**CONSIGNE:** Recopiez intégralement, sans rien changer, l'entretien avec Bernard Magnier.

**EXTRAIT DU DOCUMENT:**
=======

Entretien avec Bernard Magnier
Le Tarmac : Pouvez-vous nous dire comment est née l’idée de ce spectacle ?
Bernard Magnier : C’est une commande du comédien et metteur en scène Hassane Kouyaté qui souhaitait depuis longtemps aborder l’œuvre de Sony Labou Tansi. Nous en avons parlé et de cet échange est née l’idée d’un spectacle qui présenterait l’itinéraire de l’écrivain et tenterait une traversée de l’œuvre. En outre, pour le 20e anniversaire de sa mort, il me semblait important de saluer cet écrivain qui, en quelques années de création romanesque et dramaturgique, a bouleversé la scène littéraire africaine.
Comment avez-vous rencontré Sony Labou Tansi ?
J’ai lu en 1979, son premier roman, La Vie et demie. Ce fut un choc. Il y avait là quelque chose de neuf, tant dans le propos que dans la manière de le dire ou, plus exactement, de le crier. J’ai tout de suite souhaité entrer en contact avec l’auteur pour un entretien et lui demander des poèmes car je constituais à l’époque une petite anthologie pour la revue Encres Vives. Je lui ai écrit par l’intermédiaire de son éditeur. Il m’a répondu très vite, et nous nous sommes rencontrés pour la première fois, à Lomé, au début de l’année 1980. Et de nos relations littéraires est née une amitié qui n’a jamais cessé jusqu’à sa mort en 1995.
Quel genre d’homme était-il ?

=======

**DONNÉES FOURNIES:**

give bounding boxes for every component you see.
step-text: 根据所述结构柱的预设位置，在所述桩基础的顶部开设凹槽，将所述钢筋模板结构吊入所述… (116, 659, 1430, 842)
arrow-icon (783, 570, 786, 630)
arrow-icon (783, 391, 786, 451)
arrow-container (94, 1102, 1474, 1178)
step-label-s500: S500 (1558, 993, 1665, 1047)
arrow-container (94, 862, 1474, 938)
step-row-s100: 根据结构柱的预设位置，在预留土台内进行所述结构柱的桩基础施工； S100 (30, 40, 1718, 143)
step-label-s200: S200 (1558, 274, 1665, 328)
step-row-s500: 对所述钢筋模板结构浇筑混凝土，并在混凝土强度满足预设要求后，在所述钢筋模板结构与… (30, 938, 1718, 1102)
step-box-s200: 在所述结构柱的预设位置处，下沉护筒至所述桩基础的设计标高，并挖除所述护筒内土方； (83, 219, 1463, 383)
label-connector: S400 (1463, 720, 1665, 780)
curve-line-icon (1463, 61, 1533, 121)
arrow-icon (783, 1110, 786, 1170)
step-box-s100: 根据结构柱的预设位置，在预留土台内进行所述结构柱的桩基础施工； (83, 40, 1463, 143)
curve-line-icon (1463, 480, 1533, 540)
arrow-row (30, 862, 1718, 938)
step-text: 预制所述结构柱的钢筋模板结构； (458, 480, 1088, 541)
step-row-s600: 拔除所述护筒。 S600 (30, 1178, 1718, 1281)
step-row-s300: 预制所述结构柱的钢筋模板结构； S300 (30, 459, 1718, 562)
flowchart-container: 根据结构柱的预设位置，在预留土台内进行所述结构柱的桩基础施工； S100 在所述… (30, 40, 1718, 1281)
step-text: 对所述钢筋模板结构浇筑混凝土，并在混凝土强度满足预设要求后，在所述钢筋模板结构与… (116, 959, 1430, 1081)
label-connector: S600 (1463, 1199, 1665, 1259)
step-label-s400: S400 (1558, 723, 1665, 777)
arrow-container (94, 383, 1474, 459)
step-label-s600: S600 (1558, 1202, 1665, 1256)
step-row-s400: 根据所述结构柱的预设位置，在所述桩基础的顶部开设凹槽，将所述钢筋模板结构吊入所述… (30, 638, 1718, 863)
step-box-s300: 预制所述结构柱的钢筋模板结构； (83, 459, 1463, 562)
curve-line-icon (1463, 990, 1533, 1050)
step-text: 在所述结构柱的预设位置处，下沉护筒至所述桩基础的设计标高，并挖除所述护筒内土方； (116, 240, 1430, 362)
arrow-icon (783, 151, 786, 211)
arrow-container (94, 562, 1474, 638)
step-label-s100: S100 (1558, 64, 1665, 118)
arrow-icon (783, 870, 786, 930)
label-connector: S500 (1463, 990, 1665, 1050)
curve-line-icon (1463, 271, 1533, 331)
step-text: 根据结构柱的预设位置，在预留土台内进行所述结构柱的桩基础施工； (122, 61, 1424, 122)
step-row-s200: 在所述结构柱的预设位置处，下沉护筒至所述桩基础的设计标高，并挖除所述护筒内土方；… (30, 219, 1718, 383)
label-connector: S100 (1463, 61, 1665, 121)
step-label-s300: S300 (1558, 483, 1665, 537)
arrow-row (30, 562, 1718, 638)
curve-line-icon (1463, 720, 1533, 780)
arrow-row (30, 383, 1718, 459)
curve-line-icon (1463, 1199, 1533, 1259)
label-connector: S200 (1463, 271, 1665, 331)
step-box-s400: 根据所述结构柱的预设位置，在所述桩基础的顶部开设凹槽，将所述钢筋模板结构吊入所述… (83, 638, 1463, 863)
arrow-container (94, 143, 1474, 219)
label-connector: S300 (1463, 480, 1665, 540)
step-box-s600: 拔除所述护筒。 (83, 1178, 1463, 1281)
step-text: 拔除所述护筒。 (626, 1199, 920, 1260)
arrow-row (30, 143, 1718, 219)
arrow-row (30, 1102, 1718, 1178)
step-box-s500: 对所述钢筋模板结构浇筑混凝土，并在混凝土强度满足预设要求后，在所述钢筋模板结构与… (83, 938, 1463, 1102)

=======

**CORRIGÉ:**
Entretien avec Bernard Magnier
Le Tarmac : Pouvez-vous nous dire comment est née l’idée de ce spectacle ?
Bernard Magnier : C’est une commande du comédien et metteur en scène Hassane Kouyaté qui souhaitait depuis longtemps aborder l’œuvre de Sony Labou Tansi. Nous en avons parlé et de cet échange est née l’idée d’un spectacle qui présenterait l’itinéraire de l’écrivain et tenterait une traversée de l’œuvre. En outre, pour le 20e anniversaire de sa mort, il me semblait important de saluer cet écrivain qui, en quelques années de création romanesque et dramaturgique, a bouleversé la scène littéraire africaine.
Comment avez-vous rencontré Sony Labou Tansi ?
J’ai lu en 1979, son premier roman, La Vie et demie. Ce fut un choc. Il y avait là quelque chose de neuf, tant dans le propos que dans la manière de le dire ou, plus exactement, de le crier. J’ai tout de suite souhaité entrer en contact avec l’auteur pour un entretien et lui demander des poèmes car je constituais à l’époque une petite anthologie pour la revue Encres Vives. Je lui ai écrit par l’intermédiaire de son éditeur. Il m’a répondu très vite, et nous nous sommes rencontrés pour la première fois, à Lomé, au début de l’année 1980. Et de nos relations littéraires est née une amitié qui n’a jamais cessé jusqu’à sa mort en 1995.
Quel genre d’homme était-il ?